Supplied data:
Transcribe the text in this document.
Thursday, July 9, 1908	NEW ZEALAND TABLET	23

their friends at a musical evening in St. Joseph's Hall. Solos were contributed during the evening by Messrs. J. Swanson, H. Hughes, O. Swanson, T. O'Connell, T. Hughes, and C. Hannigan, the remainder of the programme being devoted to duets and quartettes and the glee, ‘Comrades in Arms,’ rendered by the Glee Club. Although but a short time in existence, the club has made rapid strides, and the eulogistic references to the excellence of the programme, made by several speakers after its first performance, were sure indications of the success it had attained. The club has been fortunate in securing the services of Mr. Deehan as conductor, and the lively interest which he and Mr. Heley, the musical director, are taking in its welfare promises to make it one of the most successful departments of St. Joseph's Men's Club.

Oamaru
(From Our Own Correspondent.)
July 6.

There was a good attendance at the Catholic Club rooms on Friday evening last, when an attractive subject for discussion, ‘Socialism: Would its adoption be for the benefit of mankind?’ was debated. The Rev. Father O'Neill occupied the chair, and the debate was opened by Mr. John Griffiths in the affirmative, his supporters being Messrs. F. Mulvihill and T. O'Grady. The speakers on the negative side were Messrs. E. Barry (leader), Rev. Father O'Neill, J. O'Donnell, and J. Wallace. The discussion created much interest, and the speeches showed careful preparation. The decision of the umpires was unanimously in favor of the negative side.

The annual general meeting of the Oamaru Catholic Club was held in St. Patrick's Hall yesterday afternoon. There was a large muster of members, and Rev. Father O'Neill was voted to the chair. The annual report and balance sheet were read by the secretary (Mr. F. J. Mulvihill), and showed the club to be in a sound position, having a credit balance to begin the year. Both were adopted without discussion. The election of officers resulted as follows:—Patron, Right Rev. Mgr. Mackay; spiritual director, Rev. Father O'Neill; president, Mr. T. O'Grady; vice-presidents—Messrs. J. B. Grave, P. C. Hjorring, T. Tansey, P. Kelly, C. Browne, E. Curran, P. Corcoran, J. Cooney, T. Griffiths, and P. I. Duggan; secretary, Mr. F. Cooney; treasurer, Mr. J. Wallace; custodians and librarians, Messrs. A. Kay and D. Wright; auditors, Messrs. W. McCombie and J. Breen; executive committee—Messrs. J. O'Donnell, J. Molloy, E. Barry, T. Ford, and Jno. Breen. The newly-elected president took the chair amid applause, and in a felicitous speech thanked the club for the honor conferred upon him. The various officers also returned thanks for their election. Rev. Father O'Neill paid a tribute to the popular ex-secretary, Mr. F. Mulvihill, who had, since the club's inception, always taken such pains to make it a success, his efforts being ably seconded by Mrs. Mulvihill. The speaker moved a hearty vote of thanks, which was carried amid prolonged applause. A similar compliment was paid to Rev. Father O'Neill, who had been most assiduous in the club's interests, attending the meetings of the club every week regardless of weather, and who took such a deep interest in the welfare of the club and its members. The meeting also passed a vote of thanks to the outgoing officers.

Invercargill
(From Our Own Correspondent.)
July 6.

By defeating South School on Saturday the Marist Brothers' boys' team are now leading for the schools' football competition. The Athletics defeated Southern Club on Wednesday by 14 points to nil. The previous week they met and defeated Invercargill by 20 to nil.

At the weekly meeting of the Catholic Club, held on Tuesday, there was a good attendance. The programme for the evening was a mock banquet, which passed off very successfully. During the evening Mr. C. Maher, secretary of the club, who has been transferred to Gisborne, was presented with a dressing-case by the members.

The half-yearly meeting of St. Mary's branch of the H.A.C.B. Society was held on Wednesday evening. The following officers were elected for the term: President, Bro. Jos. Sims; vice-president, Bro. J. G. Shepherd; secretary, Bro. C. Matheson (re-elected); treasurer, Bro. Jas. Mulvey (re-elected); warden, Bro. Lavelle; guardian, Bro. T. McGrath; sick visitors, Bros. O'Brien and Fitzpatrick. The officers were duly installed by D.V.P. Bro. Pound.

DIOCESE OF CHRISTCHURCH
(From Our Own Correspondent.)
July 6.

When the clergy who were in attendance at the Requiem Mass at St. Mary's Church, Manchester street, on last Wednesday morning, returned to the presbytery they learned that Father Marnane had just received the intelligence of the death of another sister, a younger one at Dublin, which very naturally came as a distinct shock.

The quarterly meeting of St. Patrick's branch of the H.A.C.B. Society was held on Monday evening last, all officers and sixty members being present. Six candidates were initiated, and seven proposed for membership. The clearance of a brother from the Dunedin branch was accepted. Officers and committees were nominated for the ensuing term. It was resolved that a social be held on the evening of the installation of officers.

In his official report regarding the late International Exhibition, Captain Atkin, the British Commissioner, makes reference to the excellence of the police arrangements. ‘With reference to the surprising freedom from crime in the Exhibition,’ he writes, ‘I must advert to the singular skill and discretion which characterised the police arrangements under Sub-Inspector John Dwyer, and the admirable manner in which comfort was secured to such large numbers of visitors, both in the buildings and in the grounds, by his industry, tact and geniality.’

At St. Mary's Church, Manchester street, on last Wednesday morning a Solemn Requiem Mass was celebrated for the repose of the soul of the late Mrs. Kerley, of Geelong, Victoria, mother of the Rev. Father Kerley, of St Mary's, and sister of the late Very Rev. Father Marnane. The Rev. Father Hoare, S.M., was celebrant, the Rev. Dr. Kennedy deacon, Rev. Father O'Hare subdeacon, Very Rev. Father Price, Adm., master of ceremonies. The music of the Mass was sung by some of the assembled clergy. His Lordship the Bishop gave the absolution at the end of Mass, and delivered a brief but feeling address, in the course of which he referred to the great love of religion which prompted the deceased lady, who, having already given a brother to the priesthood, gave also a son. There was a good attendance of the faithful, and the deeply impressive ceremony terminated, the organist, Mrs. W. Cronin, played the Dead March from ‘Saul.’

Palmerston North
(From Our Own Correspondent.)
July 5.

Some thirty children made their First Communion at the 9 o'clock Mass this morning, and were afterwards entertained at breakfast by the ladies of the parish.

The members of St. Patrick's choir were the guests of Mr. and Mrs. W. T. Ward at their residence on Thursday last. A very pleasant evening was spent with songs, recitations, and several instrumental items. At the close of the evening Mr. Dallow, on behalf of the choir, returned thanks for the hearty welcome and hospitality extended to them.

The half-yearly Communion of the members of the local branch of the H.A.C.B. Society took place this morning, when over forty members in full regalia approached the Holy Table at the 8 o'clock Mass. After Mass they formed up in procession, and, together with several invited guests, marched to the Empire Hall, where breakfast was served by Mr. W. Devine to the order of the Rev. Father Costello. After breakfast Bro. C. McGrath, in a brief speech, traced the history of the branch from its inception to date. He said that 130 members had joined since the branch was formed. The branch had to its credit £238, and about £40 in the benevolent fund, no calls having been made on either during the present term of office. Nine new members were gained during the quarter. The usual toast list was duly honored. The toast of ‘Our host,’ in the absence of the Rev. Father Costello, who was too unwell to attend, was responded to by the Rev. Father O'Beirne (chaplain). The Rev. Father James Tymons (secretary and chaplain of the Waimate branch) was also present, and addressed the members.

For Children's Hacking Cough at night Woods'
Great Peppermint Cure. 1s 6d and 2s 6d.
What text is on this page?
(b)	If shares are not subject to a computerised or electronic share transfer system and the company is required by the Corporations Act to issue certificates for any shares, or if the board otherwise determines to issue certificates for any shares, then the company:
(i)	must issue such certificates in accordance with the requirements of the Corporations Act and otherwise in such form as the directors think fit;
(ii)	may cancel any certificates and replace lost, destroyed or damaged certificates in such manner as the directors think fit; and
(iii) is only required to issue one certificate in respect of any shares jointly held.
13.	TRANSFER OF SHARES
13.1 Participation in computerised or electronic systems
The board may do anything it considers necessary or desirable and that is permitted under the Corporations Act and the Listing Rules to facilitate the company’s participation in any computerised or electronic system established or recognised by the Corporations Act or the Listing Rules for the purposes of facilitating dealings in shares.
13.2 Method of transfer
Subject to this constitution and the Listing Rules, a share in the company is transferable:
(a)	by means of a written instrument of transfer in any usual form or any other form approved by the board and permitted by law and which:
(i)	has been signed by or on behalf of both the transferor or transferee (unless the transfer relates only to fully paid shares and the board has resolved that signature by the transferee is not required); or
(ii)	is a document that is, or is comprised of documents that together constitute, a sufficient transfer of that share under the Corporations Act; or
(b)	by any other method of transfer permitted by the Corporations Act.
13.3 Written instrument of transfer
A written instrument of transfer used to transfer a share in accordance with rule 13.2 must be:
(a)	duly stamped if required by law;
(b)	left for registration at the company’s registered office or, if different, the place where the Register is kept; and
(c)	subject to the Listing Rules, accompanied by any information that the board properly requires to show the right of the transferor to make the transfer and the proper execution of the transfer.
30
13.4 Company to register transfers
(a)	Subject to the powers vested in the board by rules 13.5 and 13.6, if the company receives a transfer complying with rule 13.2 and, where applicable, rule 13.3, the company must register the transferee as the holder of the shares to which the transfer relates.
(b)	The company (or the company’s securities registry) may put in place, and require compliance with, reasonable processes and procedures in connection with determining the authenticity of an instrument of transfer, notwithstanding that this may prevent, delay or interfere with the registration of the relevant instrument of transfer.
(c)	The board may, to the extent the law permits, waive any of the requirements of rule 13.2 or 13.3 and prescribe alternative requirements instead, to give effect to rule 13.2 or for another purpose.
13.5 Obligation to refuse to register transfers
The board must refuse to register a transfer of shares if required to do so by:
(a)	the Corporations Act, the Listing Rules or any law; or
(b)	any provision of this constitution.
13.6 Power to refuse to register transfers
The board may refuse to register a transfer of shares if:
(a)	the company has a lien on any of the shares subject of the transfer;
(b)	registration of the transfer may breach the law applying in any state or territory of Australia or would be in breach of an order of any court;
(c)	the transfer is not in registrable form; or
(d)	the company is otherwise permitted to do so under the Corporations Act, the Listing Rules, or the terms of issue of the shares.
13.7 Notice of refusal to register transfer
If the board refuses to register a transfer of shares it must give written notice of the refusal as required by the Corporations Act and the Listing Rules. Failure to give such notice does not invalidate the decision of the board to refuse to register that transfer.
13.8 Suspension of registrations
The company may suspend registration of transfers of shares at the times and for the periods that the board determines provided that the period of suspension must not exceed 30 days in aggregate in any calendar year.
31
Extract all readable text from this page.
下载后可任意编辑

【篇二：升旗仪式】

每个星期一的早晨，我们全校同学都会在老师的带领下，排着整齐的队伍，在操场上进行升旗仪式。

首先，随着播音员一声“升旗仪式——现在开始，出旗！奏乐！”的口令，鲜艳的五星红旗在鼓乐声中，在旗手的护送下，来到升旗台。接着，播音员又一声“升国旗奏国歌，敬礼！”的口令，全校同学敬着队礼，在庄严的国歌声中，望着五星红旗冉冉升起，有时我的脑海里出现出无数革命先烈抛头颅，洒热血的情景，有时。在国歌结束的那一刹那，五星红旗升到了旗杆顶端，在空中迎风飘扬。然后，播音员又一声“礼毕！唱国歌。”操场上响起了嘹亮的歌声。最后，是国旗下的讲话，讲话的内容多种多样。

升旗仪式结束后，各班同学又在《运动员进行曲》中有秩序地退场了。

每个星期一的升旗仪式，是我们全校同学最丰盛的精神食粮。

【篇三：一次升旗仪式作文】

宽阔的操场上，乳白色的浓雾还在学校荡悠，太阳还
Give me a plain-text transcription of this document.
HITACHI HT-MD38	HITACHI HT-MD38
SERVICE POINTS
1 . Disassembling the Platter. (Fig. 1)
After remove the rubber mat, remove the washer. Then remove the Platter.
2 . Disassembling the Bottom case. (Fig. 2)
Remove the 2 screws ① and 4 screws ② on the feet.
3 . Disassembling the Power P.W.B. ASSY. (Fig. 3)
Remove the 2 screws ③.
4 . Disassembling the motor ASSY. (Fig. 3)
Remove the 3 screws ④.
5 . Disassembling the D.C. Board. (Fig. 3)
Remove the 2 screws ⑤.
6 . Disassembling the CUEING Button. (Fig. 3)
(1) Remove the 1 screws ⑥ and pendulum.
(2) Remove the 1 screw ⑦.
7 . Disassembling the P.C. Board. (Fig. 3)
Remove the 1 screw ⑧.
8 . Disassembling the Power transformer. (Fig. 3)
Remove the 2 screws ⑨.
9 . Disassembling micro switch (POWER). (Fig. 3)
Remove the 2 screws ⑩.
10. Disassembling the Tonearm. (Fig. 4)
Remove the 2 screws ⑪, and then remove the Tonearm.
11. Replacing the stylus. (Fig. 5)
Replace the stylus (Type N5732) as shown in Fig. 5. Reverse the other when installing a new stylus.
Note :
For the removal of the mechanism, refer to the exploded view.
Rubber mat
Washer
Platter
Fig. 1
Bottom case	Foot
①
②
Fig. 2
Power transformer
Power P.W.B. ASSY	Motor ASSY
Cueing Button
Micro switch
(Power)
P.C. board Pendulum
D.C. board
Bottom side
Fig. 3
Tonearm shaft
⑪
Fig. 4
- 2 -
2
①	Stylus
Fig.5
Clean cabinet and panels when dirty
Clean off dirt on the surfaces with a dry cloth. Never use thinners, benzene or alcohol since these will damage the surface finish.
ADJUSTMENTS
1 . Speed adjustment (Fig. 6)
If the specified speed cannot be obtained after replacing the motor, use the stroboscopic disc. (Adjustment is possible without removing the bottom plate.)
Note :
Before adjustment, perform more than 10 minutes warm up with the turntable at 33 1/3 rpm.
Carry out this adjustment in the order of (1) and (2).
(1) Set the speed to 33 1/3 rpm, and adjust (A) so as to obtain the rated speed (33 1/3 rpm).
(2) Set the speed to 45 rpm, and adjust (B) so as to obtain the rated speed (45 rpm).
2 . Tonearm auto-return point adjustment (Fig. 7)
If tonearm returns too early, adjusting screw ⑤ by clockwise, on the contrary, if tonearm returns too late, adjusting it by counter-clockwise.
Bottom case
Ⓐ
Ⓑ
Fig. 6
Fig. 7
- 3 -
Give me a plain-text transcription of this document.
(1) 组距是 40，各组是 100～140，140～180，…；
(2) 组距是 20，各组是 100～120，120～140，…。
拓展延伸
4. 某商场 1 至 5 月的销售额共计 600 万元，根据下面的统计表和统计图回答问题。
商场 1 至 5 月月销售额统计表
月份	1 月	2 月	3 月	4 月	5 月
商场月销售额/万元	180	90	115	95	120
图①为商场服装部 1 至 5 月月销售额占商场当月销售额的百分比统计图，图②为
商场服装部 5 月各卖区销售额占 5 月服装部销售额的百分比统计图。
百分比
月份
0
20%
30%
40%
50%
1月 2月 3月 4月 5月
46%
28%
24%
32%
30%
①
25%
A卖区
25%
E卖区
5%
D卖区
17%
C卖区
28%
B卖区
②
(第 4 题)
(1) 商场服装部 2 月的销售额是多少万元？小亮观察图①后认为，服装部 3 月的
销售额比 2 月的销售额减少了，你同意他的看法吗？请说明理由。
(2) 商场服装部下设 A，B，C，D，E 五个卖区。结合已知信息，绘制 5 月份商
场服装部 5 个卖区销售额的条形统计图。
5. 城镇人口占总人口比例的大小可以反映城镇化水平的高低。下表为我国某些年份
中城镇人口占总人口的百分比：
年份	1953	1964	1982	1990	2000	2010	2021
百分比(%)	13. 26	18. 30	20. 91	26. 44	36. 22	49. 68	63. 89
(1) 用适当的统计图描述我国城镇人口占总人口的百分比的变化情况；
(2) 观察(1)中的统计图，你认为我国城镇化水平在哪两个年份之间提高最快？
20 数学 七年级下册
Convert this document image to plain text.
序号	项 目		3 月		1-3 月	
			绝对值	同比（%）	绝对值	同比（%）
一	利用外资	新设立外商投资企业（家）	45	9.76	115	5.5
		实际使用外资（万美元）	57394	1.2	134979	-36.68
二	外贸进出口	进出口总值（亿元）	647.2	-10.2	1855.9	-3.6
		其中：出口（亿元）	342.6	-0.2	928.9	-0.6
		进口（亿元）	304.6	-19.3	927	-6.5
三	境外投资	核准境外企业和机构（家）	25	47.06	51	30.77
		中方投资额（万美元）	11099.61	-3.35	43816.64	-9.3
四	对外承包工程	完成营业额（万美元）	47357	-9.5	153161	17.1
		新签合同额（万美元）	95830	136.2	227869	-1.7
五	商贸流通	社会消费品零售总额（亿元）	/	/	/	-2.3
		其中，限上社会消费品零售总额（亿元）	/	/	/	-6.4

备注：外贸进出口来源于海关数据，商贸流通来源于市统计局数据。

Required work:
Using the listing above, locate the lines that hold "Disassembling" and copy each one.

Task output:
1 . Disassembling the Platter. (Fig. 1)
2 . Disassembling the Bottom case. (Fig. 2)
3 . Disassembling the Power P.W.B. ASSY. (Fig. 3)
4 . Disassembling the motor ASSY. (Fig. 3)
5 . Disassembling the D.C. Board. (Fig. 3)
6 . Disassembling the CUEING Button. (Fig. 3)
7 . Disassembling the P.C. Board. (Fig. 3)
8 . Disassembling the Power transformer. (Fig. 3)
9 . Disassembling micro switch (POWER). (Fig. 3)
10. Disassembling the Tonearm. (Fig. 4)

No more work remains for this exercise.